• **The request**
Return all of the data exactly as given.

Records
++++++++++++++++++++

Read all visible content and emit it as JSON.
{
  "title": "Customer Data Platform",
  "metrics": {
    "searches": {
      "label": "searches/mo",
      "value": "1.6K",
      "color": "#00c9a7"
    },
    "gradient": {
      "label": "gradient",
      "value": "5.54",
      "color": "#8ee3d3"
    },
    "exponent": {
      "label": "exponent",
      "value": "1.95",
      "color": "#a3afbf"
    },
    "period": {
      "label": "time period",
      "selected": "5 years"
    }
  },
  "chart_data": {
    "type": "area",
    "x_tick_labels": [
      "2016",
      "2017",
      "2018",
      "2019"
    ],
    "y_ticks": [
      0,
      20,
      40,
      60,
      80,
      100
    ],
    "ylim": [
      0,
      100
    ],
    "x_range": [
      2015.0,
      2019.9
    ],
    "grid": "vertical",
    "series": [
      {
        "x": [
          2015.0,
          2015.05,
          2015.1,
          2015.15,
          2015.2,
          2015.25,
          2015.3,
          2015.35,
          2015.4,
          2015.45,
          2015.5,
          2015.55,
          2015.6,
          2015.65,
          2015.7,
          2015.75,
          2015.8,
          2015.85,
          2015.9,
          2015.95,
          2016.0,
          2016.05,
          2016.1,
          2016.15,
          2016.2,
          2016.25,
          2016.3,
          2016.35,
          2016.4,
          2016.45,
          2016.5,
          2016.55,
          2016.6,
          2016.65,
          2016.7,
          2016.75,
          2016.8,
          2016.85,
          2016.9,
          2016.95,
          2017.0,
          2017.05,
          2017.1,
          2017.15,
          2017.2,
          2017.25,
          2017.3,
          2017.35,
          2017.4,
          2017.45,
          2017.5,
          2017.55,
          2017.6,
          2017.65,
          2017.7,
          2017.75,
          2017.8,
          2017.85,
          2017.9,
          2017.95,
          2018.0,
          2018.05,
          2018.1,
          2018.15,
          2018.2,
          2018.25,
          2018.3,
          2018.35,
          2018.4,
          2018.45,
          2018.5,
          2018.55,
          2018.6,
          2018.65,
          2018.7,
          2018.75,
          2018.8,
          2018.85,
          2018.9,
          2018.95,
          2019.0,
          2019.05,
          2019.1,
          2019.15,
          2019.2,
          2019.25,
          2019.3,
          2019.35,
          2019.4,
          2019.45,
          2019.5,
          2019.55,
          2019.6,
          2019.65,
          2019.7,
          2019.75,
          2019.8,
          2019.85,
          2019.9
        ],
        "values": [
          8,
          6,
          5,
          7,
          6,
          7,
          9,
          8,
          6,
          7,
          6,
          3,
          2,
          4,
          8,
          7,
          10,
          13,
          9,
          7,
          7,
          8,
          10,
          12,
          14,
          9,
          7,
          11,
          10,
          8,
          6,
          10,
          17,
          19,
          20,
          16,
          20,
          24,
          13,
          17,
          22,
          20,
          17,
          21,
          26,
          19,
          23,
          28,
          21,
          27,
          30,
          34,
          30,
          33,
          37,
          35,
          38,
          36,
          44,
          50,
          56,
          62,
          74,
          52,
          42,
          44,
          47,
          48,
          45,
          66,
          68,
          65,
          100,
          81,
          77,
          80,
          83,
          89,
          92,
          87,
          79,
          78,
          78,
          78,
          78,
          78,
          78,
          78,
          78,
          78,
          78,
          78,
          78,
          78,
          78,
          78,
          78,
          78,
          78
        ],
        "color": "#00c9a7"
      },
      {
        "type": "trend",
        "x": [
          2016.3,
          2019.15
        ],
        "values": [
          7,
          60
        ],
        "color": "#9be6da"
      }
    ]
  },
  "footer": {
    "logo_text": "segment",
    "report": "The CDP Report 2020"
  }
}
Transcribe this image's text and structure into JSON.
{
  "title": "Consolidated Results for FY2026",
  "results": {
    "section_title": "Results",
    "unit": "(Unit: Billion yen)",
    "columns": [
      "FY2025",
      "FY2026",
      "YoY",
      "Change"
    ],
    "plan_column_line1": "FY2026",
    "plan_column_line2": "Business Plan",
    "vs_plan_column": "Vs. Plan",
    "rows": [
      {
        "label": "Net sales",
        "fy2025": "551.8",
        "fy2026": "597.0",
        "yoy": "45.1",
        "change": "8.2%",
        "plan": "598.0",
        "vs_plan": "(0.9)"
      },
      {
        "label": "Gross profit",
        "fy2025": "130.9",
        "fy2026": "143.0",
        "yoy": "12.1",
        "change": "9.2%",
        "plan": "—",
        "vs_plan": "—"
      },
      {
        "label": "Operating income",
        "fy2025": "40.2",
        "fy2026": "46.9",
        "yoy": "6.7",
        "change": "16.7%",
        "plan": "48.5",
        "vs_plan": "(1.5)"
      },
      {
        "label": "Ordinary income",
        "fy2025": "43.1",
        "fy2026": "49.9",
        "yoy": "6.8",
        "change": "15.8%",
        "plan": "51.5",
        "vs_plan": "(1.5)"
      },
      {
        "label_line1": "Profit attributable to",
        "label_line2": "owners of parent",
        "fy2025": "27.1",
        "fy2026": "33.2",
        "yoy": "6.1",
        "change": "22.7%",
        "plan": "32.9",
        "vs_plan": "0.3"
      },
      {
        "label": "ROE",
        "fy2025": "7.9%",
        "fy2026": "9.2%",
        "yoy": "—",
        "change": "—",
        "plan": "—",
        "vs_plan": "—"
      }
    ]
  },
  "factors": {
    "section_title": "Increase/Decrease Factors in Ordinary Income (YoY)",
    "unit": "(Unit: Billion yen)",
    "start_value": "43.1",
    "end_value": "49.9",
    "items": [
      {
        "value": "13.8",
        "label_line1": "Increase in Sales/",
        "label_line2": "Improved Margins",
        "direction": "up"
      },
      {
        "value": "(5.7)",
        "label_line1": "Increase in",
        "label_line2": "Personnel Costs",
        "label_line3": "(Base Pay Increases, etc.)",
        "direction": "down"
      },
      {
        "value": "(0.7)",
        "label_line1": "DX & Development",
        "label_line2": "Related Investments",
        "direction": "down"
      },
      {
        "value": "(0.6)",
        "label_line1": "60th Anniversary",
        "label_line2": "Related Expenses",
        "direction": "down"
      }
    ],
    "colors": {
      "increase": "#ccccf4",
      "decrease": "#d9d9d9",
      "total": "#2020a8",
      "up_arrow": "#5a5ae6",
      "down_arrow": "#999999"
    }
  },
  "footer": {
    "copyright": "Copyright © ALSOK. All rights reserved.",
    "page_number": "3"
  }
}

++++++++++++++++++++

• **Result below**
Read all visible content and emit it as JSON.
{
  "title": "Customer Data Platform",
  "metrics": {
    "searches": {
      "label": "searches/mo",
      "value": "1.6K",
      "color": "#00c9a7"
    },
    "gradient": {
      "label": "gradient",
      "value": "5.54",
      "color": "#8ee3d3"
    },
    "exponent": {
      "label": "exponent",
      "value": "1.95",
      "color": "#a3afbf"
    },
    "period": {
      "label": "time period",
      "selected": "5 years"
    }
  },
  "chart_data": {
    "type": "area",
    "x_tick_labels": [
      "2016",
      "2017",
      "2018",
      "2019"
    ],
    "y_ticks": [
      0,
      20,
      40,
      60,
      80,
      100
    ],
    "ylim": [
      0,
      100
    ],
    "x_range": [
      2015.0,
      2019.9
    ],
    "grid": "vertical",
    "series": [
      {
        "x": [
          2015.0,
          2015.05,
          2015.1,
          2015.15,
          2015.2,
          2015.25,
          2015.3,
          2015.35,
          2015.4,
          2015.45,
          2015.5,
          2015.55,
          2015.6,
          2015.65,
          2015.7,
          2015.75,
          2015.8,
          2015.85,
          2015.9,
          2015.95,
          2016.0,
          2016.05,
          2016.1,
          2016.15,
          2016.2,
          2016.25,
          2016.3,
          2016.35,
          2016.4,
          2016.45,
          2016.5,
          2016.55,
          2016.6,
          2016.65,
          2016.7,
          2016.75,
          2016.8,
          2016.85,
          2016.9,
          2016.95,
          2017.0,
          2017.05,
          2017.1,
          2017.15,
          2017.2,
          2017.25,
          2017.3,
          2017.35,
          2017.4,
          2017.45,
          2017.5,
          2017.55,
          2017.6,
          2017.65,
          2017.7,
          2017.75,
          2017.8,
          2017.85,
          2017.9,
          2017.95,
          2018.0,
          2018.05,
          2018.1,
          2018.15,
          2018.2,
          2018.25,
          2018.3,
          2018.35,
          2018.4,
          2018.45,
          2018.5,
          2018.55,
          2018.6,
          2018.65,
          2018.7,
          2018.75,
          2018.8,
          2018.85,
          2018.9,
          2018.95,
          2019.0,
          2019.05,
          2019.1,
          2019.15,
          2019.2,
          2019.25,
          2019.3,
          2019.35,
          2019.4,
          2019.45,
          2019.5,
          2019.55,
          2019.6,
          2019.65,
          2019.7,
          2019.75,
          2019.8,
          2019.85,
          2019.9
        ],
        "values": [
          8,
          6,
          5,
          7,
          6,
          7,
          9,
          8,
          6,
          7,
          6,
          3,
          2,
          4,
          8,
          7,
          10,
          13,
          9,
          7,
          7,
          8,
          10,
          12,
          14,
          9,
          7,
          11,
          10,
          8,
          6,
          10,
          17,
          19,
          20,
          16,
          20,
          24,
          13,
          17,
          22,
          20,
          17,
          21,
          26,
          19,
          23,
          28,
          21,
          27,
          30,
          34,
          30,
          33,
          37,
          35,
          38,
          36,
          44,
          50,
          56,
          62,
          74,
          52,
          42,
          44,
          47,
          48,
          45,
          66,
          68,
          65,
          100,
          81,
          77,
          80,
          83,
          89,
          92,
          87,
          79,
          78,
          78,
          78,
          78,
          78,
          78,
          78,
          78,
          78,
          78,
          78,
          78,
          78,
          78,
          78,
          78,
          78,
          78
        ],
        "color": "#00c9a7"
      },
      {
        "type": "trend",
        "x": [
          2016.3,
          2019.15
        ],
        "values": [
          7,
          60
        ],
        "color": "#9be6da"
      }
    ]
  },
  "footer": {
    "logo_text": "segment",
    "report": "The CDP Report 2020"
  }
}
Transcribe this image's text and structure into JSON.
{
  "title": "Consolidated Results for FY2026",
  "results": {
    "section_title": "Results",
    "unit": "(Unit: Billion yen)",
    "columns": [
      "FY2025",
      "FY2026",
      "YoY",
      "Change"
    ],
    "plan_column_line1": "FY2026",
    "plan_column_line2": "Business Plan",
    "vs_plan_column": "Vs. Plan",
    "rows": [
      {
        "label": "Net sales",
        "fy2025": "551.8",
        "fy2026": "597.0",
        "yoy": "45.1",
        "change": "8.2%",
        "plan": "598.0",
        "vs_plan": "(0.9)"
      },
      {
        "label": "Gross profit",
        "fy2025": "130.9",
        "fy2026": "143.0",
        "yoy": "12.1",
        "change": "9.2%",
        "plan": "—",
        "vs_plan": "—"
      },
      {
        "label": "Operating income",
        "fy2025": "40.2",
        "fy2026": "46.9",
        "yoy": "6.7",
        "change": "16.7%",
        "plan": "48.5",
        "vs_plan": "(1.5)"
      },
      {
        "label": "Ordinary income",
        "fy2025": "43.1",
        "fy2026": "49.9",
        "yoy": "6.8",
        "change": "15.8%",
        "plan": "51.5",
        "vs_plan": "(1.5)"
      },
      {
        "label_line1": "Profit attributable to",
        "label_line2": "owners of parent",
        "fy2025": "27.1",
        "fy2026": "33.2",
        "yoy": "6.1",
        "change": "22.7%",
        "plan": "32.9",
        "vs_plan": "0.3"
      },
      {
        "label": "ROE",
        "fy2025": "7.9%",
        "fy2026": "9.2%",
        "yoy": "—",
        "change": "—",
        "plan": "—",
        "vs_plan": "—"
      }
    ]
  },
  "factors": {
    "section_title": "Increase/Decrease Factors in Ordinary Income (YoY)",
    "unit": "(Unit: Billion yen)",
    "start_value": "43.1",
    "end_value": "49.9",
    "items": [
      {
        "value": "13.8",
        "label_line1": "Increase in Sales/",
        "label_line2": "Improved Margins",
        "direction": "up"
      },
      {
        "value": "(5.7)",
        "label_line1": "Increase in",
        "label_line2": "Personnel Costs",
        "label_line3": "(Base Pay Increases, etc.)",
        "direction": "down"
      },
      {
        "value": "(0.7)",
        "label_line1": "DX & Development",
        "label_line2": "Related Investments",
        "direction": "down"
      },
      {
        "value": "(0.6)",
        "label_line1": "60th Anniversary",
        "label_line2": "Related Expenses",
        "direction": "down"
      }
    ],
    "colors": {
      "increase": "#ccccf4",
      "decrease": "#d9d9d9",
      "total": "#2020a8",
      "up_arrow": "#5a5ae6",
      "down_arrow": "#999999"
    }
  },
  "footer": {
    "copyright": "Copyright © ALSOK. All rights reserved.",
    "page_number": "3"
  }
}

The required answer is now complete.